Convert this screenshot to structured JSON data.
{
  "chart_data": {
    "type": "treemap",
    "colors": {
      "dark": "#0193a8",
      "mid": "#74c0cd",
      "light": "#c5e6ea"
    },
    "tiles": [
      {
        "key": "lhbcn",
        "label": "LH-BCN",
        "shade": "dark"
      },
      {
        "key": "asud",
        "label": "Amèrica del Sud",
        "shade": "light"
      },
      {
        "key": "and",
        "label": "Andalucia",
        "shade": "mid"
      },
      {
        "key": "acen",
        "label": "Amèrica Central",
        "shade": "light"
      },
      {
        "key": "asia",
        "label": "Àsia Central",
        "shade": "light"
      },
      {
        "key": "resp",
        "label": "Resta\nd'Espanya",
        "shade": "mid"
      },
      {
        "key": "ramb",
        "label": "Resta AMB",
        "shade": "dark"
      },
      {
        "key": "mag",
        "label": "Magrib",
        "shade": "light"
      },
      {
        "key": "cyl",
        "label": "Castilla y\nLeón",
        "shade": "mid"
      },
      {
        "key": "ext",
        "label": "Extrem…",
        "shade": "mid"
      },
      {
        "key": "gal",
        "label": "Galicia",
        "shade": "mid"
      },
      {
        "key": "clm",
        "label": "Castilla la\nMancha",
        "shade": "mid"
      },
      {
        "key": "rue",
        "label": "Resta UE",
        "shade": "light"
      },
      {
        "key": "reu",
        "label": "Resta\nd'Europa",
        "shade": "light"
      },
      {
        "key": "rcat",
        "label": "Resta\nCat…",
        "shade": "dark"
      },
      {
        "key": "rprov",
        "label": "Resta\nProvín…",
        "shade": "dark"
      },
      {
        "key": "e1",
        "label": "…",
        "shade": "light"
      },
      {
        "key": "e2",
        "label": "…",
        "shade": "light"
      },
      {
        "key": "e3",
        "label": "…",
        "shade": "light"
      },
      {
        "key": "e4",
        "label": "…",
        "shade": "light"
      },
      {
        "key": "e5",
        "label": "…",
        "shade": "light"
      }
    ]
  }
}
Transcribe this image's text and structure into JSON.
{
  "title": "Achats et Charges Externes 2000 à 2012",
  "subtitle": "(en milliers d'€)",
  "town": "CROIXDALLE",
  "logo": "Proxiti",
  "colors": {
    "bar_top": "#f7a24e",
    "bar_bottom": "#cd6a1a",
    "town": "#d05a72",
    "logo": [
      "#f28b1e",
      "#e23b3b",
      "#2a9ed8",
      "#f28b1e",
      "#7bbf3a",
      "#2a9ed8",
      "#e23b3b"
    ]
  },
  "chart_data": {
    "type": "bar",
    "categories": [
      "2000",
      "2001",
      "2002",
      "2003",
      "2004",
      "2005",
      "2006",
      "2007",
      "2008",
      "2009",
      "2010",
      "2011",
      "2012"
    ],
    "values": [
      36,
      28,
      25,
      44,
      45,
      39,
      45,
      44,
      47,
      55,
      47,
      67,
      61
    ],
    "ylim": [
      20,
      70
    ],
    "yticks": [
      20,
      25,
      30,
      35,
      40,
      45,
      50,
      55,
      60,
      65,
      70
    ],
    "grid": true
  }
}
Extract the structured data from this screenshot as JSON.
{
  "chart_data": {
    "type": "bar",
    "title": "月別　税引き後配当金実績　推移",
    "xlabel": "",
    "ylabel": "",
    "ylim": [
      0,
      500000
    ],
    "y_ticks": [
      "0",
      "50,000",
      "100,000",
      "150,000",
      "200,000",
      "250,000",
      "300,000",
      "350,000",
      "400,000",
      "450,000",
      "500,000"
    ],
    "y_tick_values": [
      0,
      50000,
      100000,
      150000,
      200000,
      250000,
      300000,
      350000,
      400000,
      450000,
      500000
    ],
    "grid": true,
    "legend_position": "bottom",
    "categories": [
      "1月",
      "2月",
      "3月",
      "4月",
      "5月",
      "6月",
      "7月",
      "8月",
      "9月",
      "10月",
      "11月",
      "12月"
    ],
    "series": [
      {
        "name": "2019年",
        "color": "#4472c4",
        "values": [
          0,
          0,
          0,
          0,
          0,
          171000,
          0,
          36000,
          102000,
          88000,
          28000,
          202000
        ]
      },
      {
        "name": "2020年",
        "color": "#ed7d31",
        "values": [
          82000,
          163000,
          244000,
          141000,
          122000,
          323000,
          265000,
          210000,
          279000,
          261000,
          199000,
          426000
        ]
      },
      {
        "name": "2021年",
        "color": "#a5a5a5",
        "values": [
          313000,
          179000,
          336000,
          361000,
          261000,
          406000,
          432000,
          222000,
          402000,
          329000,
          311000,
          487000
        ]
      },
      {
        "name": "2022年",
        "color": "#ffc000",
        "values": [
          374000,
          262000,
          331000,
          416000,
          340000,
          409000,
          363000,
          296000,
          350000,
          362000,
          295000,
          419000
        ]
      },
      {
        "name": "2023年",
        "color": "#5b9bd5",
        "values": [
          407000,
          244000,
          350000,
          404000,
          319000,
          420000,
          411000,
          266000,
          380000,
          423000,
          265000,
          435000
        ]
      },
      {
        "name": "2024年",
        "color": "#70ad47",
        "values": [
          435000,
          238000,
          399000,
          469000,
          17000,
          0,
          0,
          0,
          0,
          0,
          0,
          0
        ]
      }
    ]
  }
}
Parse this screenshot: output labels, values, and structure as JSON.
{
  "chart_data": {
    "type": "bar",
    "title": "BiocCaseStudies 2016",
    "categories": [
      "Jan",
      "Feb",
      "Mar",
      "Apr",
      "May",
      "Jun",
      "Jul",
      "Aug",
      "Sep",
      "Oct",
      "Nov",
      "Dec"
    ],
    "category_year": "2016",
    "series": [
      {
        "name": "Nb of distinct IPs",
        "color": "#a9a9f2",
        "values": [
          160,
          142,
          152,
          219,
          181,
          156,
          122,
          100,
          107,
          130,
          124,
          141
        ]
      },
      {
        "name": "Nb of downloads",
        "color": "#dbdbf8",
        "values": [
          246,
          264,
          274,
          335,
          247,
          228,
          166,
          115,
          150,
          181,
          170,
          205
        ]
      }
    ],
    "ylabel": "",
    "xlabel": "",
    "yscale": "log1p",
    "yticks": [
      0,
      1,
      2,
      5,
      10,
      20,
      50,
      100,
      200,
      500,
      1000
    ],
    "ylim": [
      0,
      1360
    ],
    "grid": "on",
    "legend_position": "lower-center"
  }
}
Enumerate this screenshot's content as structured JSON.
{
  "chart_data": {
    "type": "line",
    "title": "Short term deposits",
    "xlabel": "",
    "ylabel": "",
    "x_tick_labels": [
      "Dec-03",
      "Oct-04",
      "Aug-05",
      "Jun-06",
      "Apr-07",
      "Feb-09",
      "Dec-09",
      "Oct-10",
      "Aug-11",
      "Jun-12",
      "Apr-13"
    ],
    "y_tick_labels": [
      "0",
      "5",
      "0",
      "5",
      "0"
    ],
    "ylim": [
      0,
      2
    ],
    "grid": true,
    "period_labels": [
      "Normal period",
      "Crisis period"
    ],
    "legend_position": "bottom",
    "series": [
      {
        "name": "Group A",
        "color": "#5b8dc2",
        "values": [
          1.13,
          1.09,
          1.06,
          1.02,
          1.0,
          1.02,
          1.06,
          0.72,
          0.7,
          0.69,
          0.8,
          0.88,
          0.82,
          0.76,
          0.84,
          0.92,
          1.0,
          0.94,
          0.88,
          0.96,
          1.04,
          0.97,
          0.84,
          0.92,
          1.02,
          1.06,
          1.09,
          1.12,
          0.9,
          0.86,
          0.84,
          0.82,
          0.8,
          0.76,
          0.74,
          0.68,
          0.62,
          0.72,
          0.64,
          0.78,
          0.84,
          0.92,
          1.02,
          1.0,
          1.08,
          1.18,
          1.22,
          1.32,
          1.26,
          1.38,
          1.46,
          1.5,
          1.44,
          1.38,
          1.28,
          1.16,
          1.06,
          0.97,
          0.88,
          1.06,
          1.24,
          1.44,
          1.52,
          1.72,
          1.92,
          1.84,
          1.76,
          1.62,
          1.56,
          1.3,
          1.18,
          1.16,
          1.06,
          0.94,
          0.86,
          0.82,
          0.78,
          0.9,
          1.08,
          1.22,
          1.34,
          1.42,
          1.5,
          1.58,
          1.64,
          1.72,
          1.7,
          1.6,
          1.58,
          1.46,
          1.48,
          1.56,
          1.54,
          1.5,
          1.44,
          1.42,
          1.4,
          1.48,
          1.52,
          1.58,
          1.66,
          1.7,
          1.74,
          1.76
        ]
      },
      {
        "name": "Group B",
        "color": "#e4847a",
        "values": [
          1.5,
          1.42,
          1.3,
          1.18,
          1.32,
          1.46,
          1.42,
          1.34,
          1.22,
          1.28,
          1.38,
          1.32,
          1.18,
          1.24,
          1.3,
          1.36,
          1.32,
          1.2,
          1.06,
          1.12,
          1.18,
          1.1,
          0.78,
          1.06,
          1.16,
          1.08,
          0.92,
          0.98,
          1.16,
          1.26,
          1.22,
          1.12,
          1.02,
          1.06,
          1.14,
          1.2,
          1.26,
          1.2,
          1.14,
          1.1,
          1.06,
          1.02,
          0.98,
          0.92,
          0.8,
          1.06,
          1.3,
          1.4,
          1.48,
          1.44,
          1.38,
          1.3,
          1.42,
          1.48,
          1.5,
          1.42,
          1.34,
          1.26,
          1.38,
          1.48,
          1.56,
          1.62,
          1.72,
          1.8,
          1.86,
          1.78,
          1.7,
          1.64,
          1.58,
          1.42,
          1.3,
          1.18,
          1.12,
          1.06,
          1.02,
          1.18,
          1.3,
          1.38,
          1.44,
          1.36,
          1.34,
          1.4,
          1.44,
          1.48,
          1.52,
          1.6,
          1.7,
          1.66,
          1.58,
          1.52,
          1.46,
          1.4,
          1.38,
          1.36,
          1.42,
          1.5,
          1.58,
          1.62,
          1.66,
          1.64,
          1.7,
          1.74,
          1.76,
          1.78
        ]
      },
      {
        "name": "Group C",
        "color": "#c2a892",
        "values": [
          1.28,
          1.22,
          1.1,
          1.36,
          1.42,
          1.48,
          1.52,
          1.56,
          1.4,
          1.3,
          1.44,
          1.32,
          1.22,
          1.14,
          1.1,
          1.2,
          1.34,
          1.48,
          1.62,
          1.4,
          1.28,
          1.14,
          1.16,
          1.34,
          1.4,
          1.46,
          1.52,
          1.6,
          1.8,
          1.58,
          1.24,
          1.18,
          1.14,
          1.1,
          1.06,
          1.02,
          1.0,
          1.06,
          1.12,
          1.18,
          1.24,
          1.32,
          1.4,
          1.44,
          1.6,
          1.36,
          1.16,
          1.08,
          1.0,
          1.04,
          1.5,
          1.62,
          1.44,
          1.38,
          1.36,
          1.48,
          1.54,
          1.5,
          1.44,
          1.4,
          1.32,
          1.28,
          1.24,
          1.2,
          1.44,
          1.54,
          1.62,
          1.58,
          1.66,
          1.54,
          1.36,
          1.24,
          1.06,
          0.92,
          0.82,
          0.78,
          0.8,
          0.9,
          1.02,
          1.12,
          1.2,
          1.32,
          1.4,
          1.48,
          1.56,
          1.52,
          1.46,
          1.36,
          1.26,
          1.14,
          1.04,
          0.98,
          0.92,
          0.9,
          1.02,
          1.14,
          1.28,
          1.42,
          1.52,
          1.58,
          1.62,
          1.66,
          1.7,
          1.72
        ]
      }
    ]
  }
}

## AIM OF THE TASK:
Wherever a line in the data above holds "Central", copy that line.

## SOLUTION:
        "label": "Amèrica Central",
        "label": "Àsia Central",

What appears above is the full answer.